> **Request**
Below is a block of records; repeat each one exactly.

> **Information supplied**
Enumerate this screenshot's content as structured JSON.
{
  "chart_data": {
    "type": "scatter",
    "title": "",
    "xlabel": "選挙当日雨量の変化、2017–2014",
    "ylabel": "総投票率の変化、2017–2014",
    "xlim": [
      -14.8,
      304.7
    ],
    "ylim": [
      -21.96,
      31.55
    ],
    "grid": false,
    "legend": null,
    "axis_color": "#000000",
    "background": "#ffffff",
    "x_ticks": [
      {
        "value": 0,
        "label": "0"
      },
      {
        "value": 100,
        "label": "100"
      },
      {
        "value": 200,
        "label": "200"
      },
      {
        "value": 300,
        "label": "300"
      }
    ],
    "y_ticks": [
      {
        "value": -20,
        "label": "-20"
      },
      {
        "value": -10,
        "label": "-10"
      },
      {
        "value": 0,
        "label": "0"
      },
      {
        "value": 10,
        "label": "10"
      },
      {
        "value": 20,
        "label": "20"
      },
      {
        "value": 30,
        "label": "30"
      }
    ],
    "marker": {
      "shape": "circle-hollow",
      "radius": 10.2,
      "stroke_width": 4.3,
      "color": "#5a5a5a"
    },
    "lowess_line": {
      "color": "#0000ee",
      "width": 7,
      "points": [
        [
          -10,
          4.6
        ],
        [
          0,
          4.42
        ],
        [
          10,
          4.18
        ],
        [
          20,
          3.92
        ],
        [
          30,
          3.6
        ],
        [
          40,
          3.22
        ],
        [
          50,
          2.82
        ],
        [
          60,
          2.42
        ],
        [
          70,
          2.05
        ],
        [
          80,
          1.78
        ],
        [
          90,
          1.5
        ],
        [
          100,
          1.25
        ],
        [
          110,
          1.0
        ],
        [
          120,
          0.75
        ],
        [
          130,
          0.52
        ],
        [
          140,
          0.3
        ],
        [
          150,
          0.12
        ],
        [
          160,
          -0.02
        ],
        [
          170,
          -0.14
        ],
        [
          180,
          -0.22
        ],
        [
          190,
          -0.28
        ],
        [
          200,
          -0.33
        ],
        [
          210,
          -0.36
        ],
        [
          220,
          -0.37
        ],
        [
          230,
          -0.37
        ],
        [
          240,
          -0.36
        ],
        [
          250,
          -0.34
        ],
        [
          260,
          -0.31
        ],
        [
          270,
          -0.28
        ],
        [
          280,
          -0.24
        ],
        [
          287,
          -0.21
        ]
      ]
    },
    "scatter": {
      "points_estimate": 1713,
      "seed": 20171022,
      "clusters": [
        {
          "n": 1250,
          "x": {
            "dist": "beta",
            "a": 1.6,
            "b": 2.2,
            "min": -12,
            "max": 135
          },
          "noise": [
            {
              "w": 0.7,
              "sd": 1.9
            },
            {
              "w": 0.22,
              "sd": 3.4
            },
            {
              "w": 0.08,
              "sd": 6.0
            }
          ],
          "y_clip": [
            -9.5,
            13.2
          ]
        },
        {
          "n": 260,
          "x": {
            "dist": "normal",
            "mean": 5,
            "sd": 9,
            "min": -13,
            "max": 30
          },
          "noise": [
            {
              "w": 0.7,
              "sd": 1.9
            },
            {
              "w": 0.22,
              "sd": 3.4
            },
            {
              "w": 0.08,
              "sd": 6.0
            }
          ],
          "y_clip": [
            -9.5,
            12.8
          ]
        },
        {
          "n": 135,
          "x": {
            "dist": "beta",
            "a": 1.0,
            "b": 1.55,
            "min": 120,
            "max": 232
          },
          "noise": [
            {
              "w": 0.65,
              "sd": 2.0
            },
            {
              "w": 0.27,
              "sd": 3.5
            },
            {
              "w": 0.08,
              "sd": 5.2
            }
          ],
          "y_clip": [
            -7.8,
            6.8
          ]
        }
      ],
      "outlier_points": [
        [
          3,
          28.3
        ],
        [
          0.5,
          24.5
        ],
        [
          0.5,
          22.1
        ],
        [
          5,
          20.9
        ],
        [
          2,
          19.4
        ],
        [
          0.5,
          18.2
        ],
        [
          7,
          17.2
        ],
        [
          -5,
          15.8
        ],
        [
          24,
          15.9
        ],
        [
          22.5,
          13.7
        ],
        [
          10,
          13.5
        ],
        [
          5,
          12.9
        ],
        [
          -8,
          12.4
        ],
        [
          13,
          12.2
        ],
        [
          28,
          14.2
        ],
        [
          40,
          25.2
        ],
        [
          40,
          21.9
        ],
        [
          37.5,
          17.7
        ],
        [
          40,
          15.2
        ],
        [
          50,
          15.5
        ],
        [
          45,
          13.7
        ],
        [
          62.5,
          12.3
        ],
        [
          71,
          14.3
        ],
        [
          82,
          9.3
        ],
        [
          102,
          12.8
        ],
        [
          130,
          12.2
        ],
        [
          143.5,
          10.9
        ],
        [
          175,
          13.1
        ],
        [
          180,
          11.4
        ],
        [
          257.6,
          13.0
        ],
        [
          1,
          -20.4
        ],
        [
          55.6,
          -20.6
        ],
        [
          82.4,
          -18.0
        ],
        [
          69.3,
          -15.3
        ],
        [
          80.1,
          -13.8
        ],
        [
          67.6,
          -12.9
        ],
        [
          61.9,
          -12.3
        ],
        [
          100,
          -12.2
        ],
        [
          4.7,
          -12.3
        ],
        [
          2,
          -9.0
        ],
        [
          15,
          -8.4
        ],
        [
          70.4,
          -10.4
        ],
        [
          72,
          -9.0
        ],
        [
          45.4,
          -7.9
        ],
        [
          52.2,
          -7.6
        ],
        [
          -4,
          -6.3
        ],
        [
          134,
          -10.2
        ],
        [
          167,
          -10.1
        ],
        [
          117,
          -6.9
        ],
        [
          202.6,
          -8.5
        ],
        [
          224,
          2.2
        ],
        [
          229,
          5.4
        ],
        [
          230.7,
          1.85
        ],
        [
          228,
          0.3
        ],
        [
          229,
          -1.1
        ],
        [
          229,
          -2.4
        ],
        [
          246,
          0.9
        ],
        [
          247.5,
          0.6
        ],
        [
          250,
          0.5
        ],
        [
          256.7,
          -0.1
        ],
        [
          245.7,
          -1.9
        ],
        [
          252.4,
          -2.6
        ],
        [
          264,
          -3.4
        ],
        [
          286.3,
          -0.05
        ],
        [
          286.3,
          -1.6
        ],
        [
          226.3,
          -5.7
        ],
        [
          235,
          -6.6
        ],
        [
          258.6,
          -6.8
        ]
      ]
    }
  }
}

> **Task response**
Enumerate this screenshot's content as structured JSON.
{
  "chart_data": {
    "type": "scatter",
    "title": "",
    "xlabel": "選挙当日雨量の変化、2017–2014",
    "ylabel": "総投票率の変化、2017–2014",
    "xlim": [
      -14.8,
      304.7
    ],
    "ylim": [
      -21.96,
      31.55
    ],
    "grid": false,
    "legend": null,
    "axis_color": "#000000",
    "background": "#ffffff",
    "x_ticks": [
      {
        "value": 0,
        "label": "0"
      },
      {
        "value": 100,
        "label": "100"
      },
      {
        "value": 200,
        "label": "200"
      },
      {
        "value": 300,
        "label": "300"
      }
    ],
    "y_ticks": [
      {
        "value": -20,
        "label": "-20"
      },
      {
        "value": -10,
        "label": "-10"
      },
      {
        "value": 0,
        "label": "0"
      },
      {
        "value": 10,
        "label": "10"
      },
      {
        "value": 20,
        "label": "20"
      },
      {
        "value": 30,
        "label": "30"
      }
    ],
    "marker": {
      "shape": "circle-hollow",
      "radius": 10.2,
      "stroke_width": 4.3,
      "color": "#5a5a5a"
    },
    "lowess_line": {
      "color": "#0000ee",
      "width": 7,
      "points": [
        [
          -10,
          4.6
        ],
        [
          0,
          4.42
        ],
        [
          10,
          4.18
        ],
        [
          20,
          3.92
        ],
        [
          30,
          3.6
        ],
        [
          40,
          3.22
        ],
        [
          50,
          2.82
        ],
        [
          60,
          2.42
        ],
        [
          70,
          2.05
        ],
        [
          80,
          1.78
        ],
        [
          90,
          1.5
        ],
        [
          100,
          1.25
        ],
        [
          110,
          1.0
        ],
        [
          120,
          0.75
        ],
        [
          130,
          0.52
        ],
        [
          140,
          0.3
        ],
        [
          150,
          0.12
        ],
        [
          160,
          -0.02
        ],
        [
          170,
          -0.14
        ],
        [
          180,
          -0.22
        ],
        [
          190,
          -0.28
        ],
        [
          200,
          -0.33
        ],
        [
          210,
          -0.36
        ],
        [
          220,
          -0.37
        ],
        [
          230,
          -0.37
        ],
        [
          240,
          -0.36
        ],
        [
          250,
          -0.34
        ],
        [
          260,
          -0.31
        ],
        [
          270,
          -0.28
        ],
        [
          280,
          -0.24
        ],
        [
          287,
          -0.21
        ]
      ]
    },
    "scatter": {
      "points_estimate": 1713,
      "seed": 20171022,
      "clusters": [
        {
          "n": 1250,
          "x": {
            "dist": "beta",
            "a": 1.6,
            "b": 2.2,
            "min": -12,
            "max": 135
          },
          "noise": [
            {
              "w": 0.7,
              "sd": 1.9
            },
            {
              "w": 0.22,
              "sd": 3.4
            },
            {
              "w": 0.08,
              "sd": 6.0
            }
          ],
          "y_clip": [
            -9.5,
            13.2
          ]
        },
        {
          "n": 260,
          "x": {
            "dist": "normal",
            "mean": 5,
            "sd": 9,
            "min": -13,
            "max": 30
          },
          "noise": [
            {
              "w": 0.7,
              "sd": 1.9
            },
            {
              "w": 0.22,
              "sd": 3.4
            },
            {
              "w": 0.08,
              "sd": 6.0
            }
          ],
          "y_clip": [
            -9.5,
            12.8
          ]
        },
        {
          "n": 135,
          "x": {
            "dist": "beta",
            "a": 1.0,
            "b": 1.55,
            "min": 120,
            "max": 232
          },
          "noise": [
            {
              "w": 0.65,
              "sd": 2.0
            },
            {
              "w": 0.27,
              "sd": 3.5
            },
            {
              "w": 0.08,
              "sd": 5.2
            }
          ],
          "y_clip": [
            -7.8,
            6.8
          ]
        }
      ],
      "outlier_points": [
        [
          3,
          28.3
        ],
        [
          0.5,
          24.5
        ],
        [
          0.5,
          22.1
        ],
        [
          5,
          20.9
        ],
        [
          2,
          19.4
        ],
        [
          0.5,
          18.2
        ],
        [
          7,
          17.2
        ],
        [
          -5,
          15.8
        ],
        [
          24,
          15.9
        ],
        [
          22.5,
          13.7
        ],
        [
          10,
          13.5
        ],
        [
          5,
          12.9
        ],
        [
          -8,
          12.4
        ],
        [
          13,
          12.2
        ],
        [
          28,
          14.2
        ],
        [
          40,
          25.2
        ],
        [
          40,
          21.9
        ],
        [
          37.5,
          17.7
        ],
        [
          40,
          15.2
        ],
        [
          50,
          15.5
        ],
        [
          45,
          13.7
        ],
        [
          62.5,
          12.3
        ],
        [
          71,
          14.3
        ],
        [
          82,
          9.3
        ],
        [
          102,
          12.8
        ],
        [
          130,
          12.2
        ],
        [
          143.5,
          10.9
        ],
        [
          175,
          13.1
        ],
        [
          180,
          11.4
        ],
        [
          257.6,
          13.0
        ],
        [
          1,
          -20.4
        ],
        [
          55.6,
          -20.6
        ],
        [
          82.4,
          -18.0
        ],
        [
          69.3,
          -15.3
        ],
        [
          80.1,
          -13.8
        ],
        [
          67.6,
          -12.9
        ],
        [
          61.9,
          -12.3
        ],
        [
          100,
          -12.2
        ],
        [
          4.7,
          -12.3
        ],
        [
          2,
          -9.0
        ],
        [
          15,
          -8.4
        ],
        [
          70.4,
          -10.4
        ],
        [
          72,
          -9.0
        ],
        [
          45.4,
          -7.9
        ],
        [
          52.2,
          -7.6
        ],
        [
          -4,
          -6.3
        ],
        [
          134,
          -10.2
        ],
        [
          167,
          -10.1
        ],
        [
          117,
          -6.9
        ],
        [
          202.6,
          -8.5
        ],
        [
          224,
          2.2
        ],
        [
          229,
          5.4
        ],
        [
          230.7,
          1.85
        ],
        [
          228,
          0.3
        ],
        [
          229,
          -1.1
        ],
        [
          229,
          -2.4
        ],
        [
          246,
          0.9
        ],
        [
          247.5,
          0.6
        ],
        [
          250,
          0.5
        ],
        [
          256.7,
          -0.1
        ],
        [
          245.7,
          -1.9
        ],
        [
          252.4,
          -2.6
        ],
        [
          264,
          -3.4
        ],
        [
          286.3,
          -0.05
        ],
        [
          286.3,
          -1.6
        ],
        [
          226.3,
          -5.7
        ],
        [
          235,
          -6.6
        ],
        [
          258.6,
          -6.8
        ]
      ]
    }
  }
}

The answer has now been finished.